Filter this data down to the lines that hold "由水电组", and copy them.

Extracted data entries:
══════════════════════════════

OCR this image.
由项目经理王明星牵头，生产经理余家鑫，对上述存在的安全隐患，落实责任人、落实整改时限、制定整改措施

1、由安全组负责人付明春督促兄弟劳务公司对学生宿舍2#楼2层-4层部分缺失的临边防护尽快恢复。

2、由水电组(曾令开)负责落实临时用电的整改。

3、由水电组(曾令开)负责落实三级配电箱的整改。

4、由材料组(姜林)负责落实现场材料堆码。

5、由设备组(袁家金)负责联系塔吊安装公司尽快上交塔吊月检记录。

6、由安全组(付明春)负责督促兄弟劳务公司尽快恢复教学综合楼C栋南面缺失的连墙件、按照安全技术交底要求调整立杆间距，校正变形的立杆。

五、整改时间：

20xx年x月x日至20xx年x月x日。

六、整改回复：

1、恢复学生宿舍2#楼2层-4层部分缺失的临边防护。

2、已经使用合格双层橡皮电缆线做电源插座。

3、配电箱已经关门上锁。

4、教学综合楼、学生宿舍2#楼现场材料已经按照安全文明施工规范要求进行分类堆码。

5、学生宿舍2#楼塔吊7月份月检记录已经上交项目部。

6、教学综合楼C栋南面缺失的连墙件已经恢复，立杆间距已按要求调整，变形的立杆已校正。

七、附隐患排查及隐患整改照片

══════════════════════════════

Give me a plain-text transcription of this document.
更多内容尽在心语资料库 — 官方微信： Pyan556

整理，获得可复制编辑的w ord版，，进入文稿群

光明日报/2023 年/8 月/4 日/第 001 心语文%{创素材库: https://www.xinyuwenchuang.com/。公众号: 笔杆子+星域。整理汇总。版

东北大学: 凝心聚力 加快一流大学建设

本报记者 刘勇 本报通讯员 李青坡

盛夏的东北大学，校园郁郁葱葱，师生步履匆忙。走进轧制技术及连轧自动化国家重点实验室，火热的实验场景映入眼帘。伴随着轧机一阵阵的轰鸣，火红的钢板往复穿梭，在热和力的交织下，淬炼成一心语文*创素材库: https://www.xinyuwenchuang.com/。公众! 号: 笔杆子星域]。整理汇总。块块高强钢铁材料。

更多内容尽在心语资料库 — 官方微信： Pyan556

══════════════════════════════

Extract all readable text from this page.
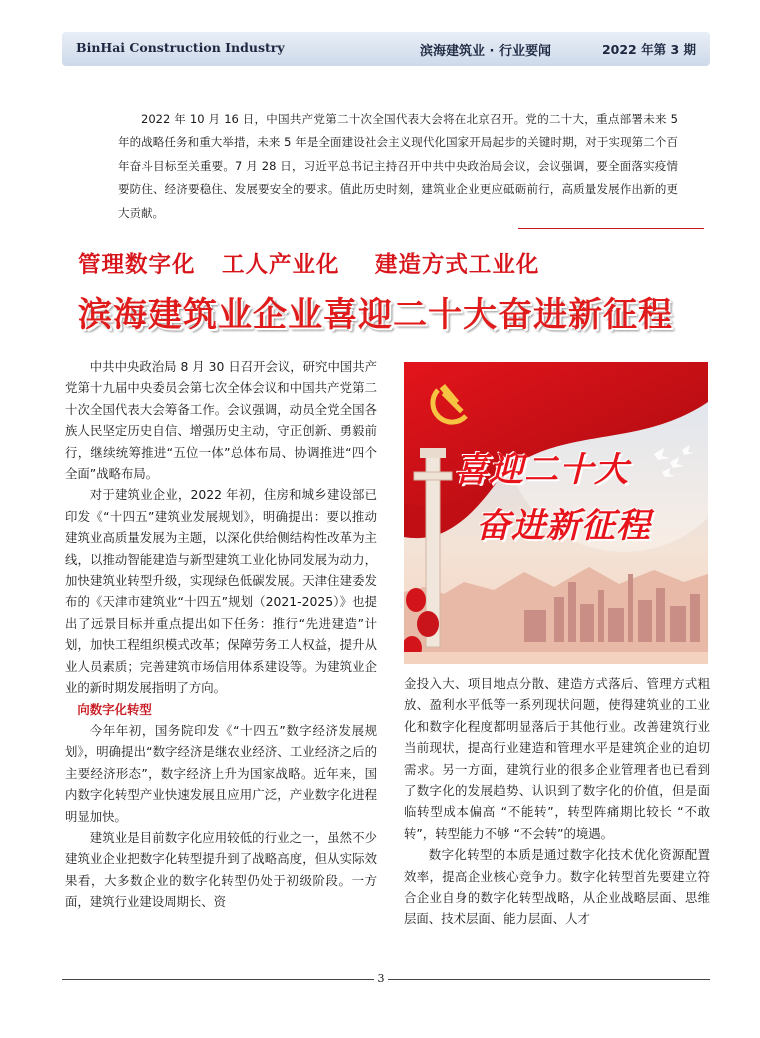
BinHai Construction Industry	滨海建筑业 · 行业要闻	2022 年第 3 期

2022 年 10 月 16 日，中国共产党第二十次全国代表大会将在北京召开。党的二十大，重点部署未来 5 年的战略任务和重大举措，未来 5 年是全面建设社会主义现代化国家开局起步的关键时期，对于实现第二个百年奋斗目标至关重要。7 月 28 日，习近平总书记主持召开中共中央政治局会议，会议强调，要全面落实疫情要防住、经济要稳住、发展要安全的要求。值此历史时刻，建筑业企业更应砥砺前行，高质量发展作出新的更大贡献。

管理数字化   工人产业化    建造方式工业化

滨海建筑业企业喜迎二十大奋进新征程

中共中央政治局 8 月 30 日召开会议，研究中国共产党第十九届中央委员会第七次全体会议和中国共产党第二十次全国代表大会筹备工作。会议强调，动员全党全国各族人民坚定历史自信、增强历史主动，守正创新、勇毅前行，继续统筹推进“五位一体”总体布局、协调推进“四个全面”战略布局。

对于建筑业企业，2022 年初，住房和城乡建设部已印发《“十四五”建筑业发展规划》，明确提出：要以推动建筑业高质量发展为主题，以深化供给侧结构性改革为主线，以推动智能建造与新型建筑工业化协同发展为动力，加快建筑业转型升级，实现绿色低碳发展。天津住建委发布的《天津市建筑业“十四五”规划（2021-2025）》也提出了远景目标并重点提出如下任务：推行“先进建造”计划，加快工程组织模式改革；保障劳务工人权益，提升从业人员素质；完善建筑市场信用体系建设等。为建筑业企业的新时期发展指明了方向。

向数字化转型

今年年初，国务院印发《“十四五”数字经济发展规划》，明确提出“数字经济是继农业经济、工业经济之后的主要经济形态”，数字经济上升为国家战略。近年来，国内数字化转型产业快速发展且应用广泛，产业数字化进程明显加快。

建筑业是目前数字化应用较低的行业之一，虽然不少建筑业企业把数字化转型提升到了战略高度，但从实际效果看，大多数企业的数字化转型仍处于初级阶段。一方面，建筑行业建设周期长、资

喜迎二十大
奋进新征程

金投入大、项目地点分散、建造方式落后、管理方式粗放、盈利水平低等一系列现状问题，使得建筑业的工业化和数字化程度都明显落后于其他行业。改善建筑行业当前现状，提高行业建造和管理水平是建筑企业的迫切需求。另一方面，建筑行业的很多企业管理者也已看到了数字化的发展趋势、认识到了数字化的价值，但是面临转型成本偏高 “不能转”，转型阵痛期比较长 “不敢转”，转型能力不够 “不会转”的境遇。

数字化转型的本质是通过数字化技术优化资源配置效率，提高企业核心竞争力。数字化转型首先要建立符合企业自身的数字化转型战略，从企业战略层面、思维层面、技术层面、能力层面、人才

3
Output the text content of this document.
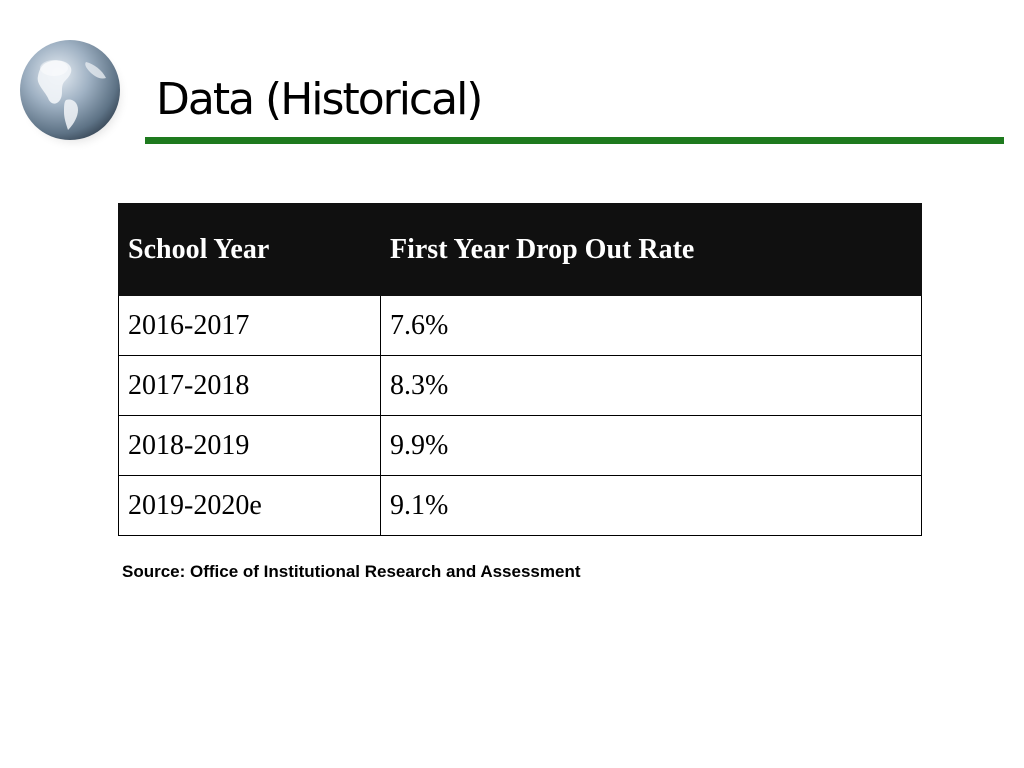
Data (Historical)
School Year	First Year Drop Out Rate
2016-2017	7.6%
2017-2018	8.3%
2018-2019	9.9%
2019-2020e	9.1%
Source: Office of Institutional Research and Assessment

══════════════════════════════

● **SOLUTION FOR THIS PROBLEM**:
2、由水电组(曾令开)负责落实临时用电的整改。
3、由水电组(曾令开)负责落实三级配电箱的整改。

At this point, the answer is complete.